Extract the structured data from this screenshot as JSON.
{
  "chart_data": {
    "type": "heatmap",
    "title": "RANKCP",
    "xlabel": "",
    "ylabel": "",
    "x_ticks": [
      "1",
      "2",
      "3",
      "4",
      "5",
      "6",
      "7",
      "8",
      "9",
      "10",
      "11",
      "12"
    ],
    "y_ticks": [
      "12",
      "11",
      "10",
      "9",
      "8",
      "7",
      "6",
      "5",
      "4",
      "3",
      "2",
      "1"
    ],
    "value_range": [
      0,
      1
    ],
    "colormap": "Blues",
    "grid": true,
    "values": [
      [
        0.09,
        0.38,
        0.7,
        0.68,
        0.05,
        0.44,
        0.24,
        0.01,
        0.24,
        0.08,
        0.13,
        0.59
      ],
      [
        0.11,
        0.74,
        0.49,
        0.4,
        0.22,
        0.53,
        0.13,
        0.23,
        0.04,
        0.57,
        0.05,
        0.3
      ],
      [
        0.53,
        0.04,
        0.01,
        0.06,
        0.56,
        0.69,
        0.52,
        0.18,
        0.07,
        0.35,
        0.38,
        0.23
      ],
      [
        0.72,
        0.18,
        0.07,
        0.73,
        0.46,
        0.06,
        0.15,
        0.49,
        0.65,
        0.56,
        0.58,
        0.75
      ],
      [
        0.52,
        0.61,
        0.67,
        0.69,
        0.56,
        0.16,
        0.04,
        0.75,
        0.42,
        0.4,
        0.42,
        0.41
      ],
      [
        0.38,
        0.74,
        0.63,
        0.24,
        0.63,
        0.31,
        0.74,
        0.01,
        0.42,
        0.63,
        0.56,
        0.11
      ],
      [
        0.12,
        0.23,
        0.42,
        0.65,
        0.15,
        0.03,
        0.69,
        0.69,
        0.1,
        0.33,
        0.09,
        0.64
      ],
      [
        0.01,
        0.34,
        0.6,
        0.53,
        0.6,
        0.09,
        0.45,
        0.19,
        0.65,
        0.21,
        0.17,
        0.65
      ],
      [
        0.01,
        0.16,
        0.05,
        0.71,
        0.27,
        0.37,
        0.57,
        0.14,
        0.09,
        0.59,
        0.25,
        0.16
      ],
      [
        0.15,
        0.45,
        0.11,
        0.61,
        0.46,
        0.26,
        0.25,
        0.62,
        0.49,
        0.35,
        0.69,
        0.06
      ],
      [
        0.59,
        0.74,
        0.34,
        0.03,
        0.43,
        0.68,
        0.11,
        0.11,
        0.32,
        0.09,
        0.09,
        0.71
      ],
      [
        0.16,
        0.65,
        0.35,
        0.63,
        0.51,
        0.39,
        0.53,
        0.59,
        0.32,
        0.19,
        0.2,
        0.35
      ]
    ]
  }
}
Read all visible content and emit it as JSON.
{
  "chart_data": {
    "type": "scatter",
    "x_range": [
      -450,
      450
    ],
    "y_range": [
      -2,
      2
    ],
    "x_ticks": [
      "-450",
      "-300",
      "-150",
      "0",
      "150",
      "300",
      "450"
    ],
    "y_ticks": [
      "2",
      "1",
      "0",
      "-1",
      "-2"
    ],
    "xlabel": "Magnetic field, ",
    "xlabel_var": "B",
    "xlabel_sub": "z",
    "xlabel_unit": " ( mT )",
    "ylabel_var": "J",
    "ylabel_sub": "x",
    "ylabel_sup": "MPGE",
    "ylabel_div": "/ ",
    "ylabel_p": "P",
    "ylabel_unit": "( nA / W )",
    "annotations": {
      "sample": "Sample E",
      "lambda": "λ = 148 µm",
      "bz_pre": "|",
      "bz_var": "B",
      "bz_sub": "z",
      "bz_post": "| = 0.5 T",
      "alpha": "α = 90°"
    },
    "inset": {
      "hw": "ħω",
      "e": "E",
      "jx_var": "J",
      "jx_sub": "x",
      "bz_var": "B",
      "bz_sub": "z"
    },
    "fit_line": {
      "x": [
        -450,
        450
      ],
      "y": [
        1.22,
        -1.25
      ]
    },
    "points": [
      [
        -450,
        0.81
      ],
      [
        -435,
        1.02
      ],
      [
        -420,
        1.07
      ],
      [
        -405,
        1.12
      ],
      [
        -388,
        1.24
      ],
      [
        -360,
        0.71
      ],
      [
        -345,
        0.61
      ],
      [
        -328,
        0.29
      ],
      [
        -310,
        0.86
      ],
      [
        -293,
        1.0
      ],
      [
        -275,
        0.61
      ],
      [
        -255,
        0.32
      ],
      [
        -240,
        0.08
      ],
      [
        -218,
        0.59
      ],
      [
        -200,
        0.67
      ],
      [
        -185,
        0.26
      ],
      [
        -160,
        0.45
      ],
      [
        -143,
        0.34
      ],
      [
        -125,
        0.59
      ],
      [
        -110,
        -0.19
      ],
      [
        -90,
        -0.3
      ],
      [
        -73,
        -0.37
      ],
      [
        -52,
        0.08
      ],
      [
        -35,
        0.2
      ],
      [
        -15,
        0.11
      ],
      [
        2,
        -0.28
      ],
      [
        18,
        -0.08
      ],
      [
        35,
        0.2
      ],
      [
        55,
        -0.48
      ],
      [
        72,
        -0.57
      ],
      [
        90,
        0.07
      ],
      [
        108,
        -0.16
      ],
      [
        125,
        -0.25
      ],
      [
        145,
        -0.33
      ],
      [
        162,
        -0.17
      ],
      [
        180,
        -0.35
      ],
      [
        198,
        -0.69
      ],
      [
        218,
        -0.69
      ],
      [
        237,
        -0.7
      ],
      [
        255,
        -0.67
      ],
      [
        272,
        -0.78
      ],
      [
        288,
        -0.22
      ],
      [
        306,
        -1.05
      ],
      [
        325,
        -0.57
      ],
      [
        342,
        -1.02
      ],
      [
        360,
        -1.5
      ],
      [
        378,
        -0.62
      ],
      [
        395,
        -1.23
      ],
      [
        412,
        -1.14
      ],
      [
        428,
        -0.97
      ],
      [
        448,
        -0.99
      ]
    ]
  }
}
---------------
Gather each line of the listing containing the word "JSON" and show it.

Extract the structured data from this screenshot as JSON.
Read all visible content and emit it as JSON.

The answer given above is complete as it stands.